TASK DETAILS => Please output the lines shown below exactly as they appear.

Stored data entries
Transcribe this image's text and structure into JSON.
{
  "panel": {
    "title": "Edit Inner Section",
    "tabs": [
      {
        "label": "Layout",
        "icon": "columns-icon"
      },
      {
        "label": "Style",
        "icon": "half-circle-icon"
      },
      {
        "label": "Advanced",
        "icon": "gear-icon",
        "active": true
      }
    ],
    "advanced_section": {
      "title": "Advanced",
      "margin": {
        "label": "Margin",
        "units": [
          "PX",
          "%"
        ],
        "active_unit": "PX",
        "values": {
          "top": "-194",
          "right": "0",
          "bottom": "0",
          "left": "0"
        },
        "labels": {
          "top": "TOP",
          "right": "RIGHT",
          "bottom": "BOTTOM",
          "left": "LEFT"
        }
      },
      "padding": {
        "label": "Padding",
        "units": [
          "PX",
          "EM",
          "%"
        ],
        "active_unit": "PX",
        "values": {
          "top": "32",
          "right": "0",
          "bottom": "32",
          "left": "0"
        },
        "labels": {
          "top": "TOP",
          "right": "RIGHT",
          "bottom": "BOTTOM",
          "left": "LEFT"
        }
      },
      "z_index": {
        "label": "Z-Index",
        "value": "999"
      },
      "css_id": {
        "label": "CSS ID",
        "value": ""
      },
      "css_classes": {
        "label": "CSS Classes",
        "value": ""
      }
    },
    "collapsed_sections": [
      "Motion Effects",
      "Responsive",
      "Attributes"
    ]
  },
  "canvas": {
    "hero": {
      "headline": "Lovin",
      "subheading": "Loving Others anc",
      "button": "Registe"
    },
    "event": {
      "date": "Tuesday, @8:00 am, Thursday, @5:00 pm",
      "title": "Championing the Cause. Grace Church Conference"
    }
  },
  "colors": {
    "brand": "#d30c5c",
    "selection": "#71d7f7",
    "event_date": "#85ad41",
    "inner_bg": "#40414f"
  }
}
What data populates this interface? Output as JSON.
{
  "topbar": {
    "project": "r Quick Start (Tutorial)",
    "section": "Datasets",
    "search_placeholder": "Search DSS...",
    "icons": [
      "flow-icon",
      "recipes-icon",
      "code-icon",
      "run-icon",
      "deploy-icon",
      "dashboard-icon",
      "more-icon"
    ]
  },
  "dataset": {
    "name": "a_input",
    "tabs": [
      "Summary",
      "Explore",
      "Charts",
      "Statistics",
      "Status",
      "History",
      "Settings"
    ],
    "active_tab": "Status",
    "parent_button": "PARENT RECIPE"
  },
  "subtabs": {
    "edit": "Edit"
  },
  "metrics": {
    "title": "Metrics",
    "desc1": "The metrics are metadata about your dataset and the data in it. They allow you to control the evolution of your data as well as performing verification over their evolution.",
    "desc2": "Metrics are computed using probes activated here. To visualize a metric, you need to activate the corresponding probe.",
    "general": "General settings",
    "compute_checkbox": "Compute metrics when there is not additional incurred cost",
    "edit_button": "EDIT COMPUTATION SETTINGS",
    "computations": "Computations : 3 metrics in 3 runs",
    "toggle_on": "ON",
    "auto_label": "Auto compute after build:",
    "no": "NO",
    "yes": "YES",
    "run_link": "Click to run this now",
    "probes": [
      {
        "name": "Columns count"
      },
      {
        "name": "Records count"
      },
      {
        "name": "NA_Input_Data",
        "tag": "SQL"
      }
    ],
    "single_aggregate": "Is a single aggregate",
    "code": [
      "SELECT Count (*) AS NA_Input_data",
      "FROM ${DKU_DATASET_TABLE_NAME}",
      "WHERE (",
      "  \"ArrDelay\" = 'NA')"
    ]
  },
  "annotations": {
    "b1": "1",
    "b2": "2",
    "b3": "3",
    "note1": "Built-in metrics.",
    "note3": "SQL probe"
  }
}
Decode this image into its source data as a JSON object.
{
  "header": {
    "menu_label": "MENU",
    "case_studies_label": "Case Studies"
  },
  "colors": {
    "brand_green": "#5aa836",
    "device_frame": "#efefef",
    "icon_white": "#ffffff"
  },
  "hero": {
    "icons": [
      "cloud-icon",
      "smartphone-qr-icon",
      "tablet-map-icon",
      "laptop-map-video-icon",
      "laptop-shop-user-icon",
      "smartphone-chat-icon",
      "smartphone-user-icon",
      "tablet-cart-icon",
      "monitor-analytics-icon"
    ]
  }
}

TASK RESULT =>
Transcribe this image's text and structure into JSON.
{
  "panel": {
    "title": "Edit Inner Section",
    "tabs": [
      {
        "label": "Layout",
        "icon": "columns-icon"
      },
      {
        "label": "Style",
        "icon": "half-circle-icon"
      },
      {
        "label": "Advanced",
        "icon": "gear-icon",
        "active": true
      }
    ],
    "advanced_section": {
      "title": "Advanced",
      "margin": {
        "label": "Margin",
        "units": [
          "PX",
          "%"
        ],
        "active_unit": "PX",
        "values": {
          "top": "-194",
          "right": "0",
          "bottom": "0",
          "left": "0"
        },
        "labels": {
          "top": "TOP",
          "right": "RIGHT",
          "bottom": "BOTTOM",
          "left": "LEFT"
        }
      },
      "padding": {
        "label": "Padding",
        "units": [
          "PX",
          "EM",
          "%"
        ],
        "active_unit": "PX",
        "values": {
          "top": "32",
          "right": "0",
          "bottom": "32",
          "left": "0"
        },
        "labels": {
          "top": "TOP",
          "right": "RIGHT",
          "bottom": "BOTTOM",
          "left": "LEFT"
        }
      },
      "z_index": {
        "label": "Z-Index",
        "value": "999"
      },
      "css_id": {
        "label": "CSS ID",
        "value": ""
      },
      "css_classes": {
        "label": "CSS Classes",
        "value": ""
      }
    },
    "collapsed_sections": [
      "Motion Effects",
      "Responsive",
      "Attributes"
    ]
  },
  "canvas": {
    "hero": {
      "headline": "Lovin",
      "subheading": "Loving Others anc",
      "button": "Registe"
    },
    "event": {
      "date": "Tuesday, @8:00 am, Thursday, @5:00 pm",
      "title": "Championing the Cause. Grace Church Conference"
    }
  },
  "colors": {
    "brand": "#d30c5c",
    "selection": "#71d7f7",
    "event_date": "#85ad41",
    "inner_bg": "#40414f"
  }
}
What data populates this interface? Output as JSON.
{
  "topbar": {
    "project": "r Quick Start (Tutorial)",
    "section": "Datasets",
    "search_placeholder": "Search DSS...",
    "icons": [
      "flow-icon",
      "recipes-icon",
      "code-icon",
      "run-icon",
      "deploy-icon",
      "dashboard-icon",
      "more-icon"
    ]
  },
  "dataset": {
    "name": "a_input",
    "tabs": [
      "Summary",
      "Explore",
      "Charts",
      "Statistics",
      "Status",
      "History",
      "Settings"
    ],
    "active_tab": "Status",
    "parent_button": "PARENT RECIPE"
  },
  "subtabs": {
    "edit": "Edit"
  },
  "metrics": {
    "title": "Metrics",
    "desc1": "The metrics are metadata about your dataset and the data in it. They allow you to control the evolution of your data as well as performing verification over their evolution.",
    "desc2": "Metrics are computed using probes activated here. To visualize a metric, you need to activate the corresponding probe.",
    "general": "General settings",
    "compute_checkbox": "Compute metrics when there is not additional incurred cost",
    "edit_button": "EDIT COMPUTATION SETTINGS",
    "computations": "Computations : 3 metrics in 3 runs",
    "toggle_on": "ON",
    "auto_label": "Auto compute after build:",
    "no": "NO",
    "yes": "YES",
    "run_link": "Click to run this now",
    "probes": [
      {
        "name": "Columns count"
      },
      {
        "name": "Records count"
      },
      {
        "name": "NA_Input_Data",
        "tag": "SQL"
      }
    ],
    "single_aggregate": "Is a single aggregate",
    "code": [
      "SELECT Count (*) AS NA_Input_data",
      "FROM ${DKU_DATASET_TABLE_NAME}",
      "WHERE (",
      "  \"ArrDelay\" = 'NA')"
    ]
  },
  "annotations": {
    "b1": "1",
    "b2": "2",
    "b3": "3",
    "note1": "Built-in metrics.",
    "note3": "SQL probe"
  }
}
Decode this image into its source data as a JSON object.
{
  "header": {
    "menu_label": "MENU",
    "case_studies_label": "Case Studies"
  },
  "colors": {
    "brand_green": "#5aa836",
    "device_frame": "#efefef",
    "icon_white": "#ffffff"
  },
  "hero": {
    "icons": [
      "cloud-icon",
      "smartphone-qr-icon",
      "tablet-map-icon",
      "laptop-map-video-icon",
      "laptop-shop-user-icon",
      "smartphone-chat-icon",
      "smartphone-user-icon",
      "tablet-cart-icon",
      "monitor-analytics-icon"
    ]
  }
}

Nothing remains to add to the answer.